**STATED PROBLEM**: The required output is the exact sequence of lines from the line holding "Read all visible content and emit it as JSON." to the end of the records, inclusive.

========

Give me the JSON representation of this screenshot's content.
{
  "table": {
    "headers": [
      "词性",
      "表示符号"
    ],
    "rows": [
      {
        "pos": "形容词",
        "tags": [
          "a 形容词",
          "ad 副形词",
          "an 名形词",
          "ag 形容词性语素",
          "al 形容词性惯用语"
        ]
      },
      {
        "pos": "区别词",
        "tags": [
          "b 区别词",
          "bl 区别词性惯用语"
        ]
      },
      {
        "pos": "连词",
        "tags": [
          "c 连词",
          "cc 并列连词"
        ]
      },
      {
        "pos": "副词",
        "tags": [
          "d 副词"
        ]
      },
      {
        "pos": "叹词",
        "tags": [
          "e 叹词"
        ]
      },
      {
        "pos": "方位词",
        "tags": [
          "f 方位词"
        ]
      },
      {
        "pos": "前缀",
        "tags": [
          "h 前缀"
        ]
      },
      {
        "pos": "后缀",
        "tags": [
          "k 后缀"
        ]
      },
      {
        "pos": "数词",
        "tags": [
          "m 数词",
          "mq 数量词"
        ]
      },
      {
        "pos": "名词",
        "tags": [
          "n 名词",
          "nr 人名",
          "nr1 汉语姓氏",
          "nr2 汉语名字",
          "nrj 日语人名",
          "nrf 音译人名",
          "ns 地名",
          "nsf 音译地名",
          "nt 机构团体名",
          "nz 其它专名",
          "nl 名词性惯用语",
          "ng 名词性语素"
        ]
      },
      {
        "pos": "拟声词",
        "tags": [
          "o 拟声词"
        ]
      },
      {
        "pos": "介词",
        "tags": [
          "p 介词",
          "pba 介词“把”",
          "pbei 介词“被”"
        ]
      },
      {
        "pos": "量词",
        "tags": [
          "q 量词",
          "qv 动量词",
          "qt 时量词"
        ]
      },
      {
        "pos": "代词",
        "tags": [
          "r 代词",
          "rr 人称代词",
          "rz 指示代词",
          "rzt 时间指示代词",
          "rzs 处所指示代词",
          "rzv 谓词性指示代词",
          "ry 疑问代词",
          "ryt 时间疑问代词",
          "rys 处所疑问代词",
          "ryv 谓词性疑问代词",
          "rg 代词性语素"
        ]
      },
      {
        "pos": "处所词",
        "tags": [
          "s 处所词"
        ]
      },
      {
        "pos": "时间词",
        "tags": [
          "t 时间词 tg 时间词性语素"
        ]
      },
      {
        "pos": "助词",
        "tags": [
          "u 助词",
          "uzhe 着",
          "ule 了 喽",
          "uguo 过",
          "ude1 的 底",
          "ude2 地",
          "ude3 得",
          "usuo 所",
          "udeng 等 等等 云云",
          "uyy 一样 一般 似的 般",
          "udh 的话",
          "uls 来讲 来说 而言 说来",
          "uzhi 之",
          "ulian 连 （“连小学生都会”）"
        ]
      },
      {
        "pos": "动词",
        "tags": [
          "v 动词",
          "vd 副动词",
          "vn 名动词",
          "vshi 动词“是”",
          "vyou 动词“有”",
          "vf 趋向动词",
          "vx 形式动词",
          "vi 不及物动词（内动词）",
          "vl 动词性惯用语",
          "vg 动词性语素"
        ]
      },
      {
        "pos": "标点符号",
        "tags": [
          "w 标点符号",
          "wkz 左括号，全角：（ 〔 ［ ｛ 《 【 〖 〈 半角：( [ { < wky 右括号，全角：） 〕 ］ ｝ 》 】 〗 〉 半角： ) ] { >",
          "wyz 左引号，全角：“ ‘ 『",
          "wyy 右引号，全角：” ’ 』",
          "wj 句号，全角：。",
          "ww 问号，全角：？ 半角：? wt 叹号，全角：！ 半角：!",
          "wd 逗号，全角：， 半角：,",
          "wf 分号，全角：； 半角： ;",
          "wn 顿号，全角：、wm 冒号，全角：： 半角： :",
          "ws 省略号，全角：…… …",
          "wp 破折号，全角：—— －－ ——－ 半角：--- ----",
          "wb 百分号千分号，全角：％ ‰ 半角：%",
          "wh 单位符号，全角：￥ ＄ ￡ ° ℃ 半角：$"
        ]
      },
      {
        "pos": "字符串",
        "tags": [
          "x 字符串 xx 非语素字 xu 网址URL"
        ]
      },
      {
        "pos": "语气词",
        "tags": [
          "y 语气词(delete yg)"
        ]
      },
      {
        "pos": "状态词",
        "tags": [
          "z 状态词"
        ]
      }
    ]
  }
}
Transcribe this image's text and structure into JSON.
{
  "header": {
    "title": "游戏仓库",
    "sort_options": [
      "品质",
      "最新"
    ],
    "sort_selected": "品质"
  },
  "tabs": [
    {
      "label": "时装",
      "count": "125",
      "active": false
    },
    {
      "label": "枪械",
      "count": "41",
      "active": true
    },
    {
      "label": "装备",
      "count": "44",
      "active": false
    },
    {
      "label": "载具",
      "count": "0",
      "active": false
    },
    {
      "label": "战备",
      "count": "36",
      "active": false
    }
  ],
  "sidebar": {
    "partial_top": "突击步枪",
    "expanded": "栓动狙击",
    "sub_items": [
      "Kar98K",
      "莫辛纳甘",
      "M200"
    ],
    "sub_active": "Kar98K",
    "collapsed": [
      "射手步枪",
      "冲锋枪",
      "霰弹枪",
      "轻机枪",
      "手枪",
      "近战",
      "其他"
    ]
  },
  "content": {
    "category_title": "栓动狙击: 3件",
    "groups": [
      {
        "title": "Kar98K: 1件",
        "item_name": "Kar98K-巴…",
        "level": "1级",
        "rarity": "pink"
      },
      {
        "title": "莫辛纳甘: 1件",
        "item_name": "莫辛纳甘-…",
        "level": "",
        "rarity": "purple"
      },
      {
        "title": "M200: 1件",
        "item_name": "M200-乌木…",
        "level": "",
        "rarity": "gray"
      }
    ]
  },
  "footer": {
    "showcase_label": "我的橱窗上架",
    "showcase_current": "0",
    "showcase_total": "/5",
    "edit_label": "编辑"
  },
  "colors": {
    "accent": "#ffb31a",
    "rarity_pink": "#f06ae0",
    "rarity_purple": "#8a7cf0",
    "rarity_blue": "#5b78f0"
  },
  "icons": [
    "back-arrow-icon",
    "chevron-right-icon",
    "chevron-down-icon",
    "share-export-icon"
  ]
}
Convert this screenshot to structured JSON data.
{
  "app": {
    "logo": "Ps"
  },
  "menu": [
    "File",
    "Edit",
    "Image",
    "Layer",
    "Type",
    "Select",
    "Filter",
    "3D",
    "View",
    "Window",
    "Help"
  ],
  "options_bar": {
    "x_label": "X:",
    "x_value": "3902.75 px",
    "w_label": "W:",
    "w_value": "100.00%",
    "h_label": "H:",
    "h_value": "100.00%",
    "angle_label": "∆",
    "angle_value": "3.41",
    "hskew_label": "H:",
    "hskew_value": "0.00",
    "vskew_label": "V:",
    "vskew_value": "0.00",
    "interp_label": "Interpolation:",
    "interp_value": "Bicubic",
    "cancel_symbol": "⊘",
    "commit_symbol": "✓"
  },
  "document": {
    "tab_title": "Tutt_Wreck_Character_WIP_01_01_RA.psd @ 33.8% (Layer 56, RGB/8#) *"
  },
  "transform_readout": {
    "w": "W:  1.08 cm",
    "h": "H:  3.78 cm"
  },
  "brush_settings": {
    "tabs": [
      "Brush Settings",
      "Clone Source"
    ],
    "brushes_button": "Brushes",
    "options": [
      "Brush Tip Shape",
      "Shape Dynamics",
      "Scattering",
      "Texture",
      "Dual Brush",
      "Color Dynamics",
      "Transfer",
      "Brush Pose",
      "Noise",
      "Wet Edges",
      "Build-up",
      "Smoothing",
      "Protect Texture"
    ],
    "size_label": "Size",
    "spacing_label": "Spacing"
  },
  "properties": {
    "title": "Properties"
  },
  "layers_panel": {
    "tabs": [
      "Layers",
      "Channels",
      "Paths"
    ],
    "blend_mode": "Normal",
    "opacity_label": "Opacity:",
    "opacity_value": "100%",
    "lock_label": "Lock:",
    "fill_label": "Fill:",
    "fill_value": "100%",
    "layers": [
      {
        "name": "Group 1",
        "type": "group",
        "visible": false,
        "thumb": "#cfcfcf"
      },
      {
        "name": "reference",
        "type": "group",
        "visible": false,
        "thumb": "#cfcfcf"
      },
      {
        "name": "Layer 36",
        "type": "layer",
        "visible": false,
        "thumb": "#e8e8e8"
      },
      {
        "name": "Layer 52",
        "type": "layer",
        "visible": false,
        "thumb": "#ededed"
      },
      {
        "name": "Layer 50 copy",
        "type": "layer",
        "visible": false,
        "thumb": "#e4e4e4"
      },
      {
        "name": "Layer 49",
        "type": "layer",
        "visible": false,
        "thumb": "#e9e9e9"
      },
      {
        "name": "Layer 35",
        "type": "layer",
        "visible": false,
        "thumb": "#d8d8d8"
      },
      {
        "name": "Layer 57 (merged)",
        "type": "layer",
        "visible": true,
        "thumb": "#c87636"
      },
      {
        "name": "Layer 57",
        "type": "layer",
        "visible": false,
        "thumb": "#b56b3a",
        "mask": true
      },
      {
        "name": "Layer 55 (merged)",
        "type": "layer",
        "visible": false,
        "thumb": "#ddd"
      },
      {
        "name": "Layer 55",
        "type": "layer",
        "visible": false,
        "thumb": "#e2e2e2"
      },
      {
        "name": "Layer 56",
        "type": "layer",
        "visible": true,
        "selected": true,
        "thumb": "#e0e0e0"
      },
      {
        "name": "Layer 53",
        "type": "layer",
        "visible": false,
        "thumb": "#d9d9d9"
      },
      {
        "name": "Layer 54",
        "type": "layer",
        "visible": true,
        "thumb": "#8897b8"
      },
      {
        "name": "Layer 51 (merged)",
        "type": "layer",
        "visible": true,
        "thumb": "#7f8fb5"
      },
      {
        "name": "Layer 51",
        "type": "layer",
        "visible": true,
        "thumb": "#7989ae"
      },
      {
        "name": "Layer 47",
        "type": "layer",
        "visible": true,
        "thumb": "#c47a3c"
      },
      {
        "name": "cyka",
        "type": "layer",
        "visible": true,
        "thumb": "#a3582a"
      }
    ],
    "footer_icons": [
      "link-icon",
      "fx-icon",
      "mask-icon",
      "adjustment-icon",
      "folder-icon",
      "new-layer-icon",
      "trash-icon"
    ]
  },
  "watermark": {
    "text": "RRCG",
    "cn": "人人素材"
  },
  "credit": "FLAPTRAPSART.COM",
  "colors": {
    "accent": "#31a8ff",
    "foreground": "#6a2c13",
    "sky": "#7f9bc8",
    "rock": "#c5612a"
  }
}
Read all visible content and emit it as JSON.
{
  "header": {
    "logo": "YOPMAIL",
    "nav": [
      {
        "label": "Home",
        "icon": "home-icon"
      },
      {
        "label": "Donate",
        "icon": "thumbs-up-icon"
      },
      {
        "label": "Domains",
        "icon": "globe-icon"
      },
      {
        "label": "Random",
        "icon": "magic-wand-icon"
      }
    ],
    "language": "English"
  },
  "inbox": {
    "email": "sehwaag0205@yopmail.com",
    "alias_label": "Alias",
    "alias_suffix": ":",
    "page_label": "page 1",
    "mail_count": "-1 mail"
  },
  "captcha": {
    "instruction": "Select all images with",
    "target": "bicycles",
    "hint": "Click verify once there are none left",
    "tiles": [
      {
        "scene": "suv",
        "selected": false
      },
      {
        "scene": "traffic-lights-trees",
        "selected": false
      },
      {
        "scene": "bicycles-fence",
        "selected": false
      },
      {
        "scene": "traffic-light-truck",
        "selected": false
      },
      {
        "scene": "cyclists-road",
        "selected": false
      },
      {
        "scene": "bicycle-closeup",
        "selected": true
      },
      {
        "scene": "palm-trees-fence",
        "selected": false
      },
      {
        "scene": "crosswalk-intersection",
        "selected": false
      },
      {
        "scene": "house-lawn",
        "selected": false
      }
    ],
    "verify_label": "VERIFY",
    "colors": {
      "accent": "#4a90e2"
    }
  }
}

========

**FINAL ANSWER**:
Read all visible content and emit it as JSON.
{
  "header": {
    "logo": "YOPMAIL",
    "nav": [
      {
        "label": "Home",
        "icon": "home-icon"
      },
      {
        "label": "Donate",
        "icon": "thumbs-up-icon"
      },
      {
        "label": "Domains",
        "icon": "globe-icon"
      },
      {
        "label": "Random",
        "icon": "magic-wand-icon"
      }
    ],
    "language": "English"
  },
  "inbox": {
    "email": "sehwaag0205@yopmail.com",
    "alias_label": "Alias",
    "alias_suffix": ":",
    "page_label": "page 1",
    "mail_count": "-1 mail"
  },
  "captcha": {
    "instruction": "Select all images with",
    "target": "bicycles",
    "hint": "Click verify once there are none left",
    "tiles": [
      {
        "scene": "suv",
        "selected": false
      },
      {
        "scene": "traffic-lights-trees",
        "selected": false
      },
      {
        "scene": "bicycles-fence",
        "selected": false
      },
      {
        "scene": "traffic-light-truck",
        "selected": false
      },
      {
        "scene": "cyclists-road",
        "selected": false
      },
      {
        "scene": "bicycle-closeup",
        "selected": true
      },
      {
        "scene": "palm-trees-fence",
        "selected": false
      },
      {
        "scene": "crosswalk-intersection",
        "selected": false
      },
      {
        "scene": "house-lawn",
        "selected": false
      }
    ],
    "verify_label": "VERIFY",
    "colors": {
      "accent": "#4a90e2"
    }
  }
}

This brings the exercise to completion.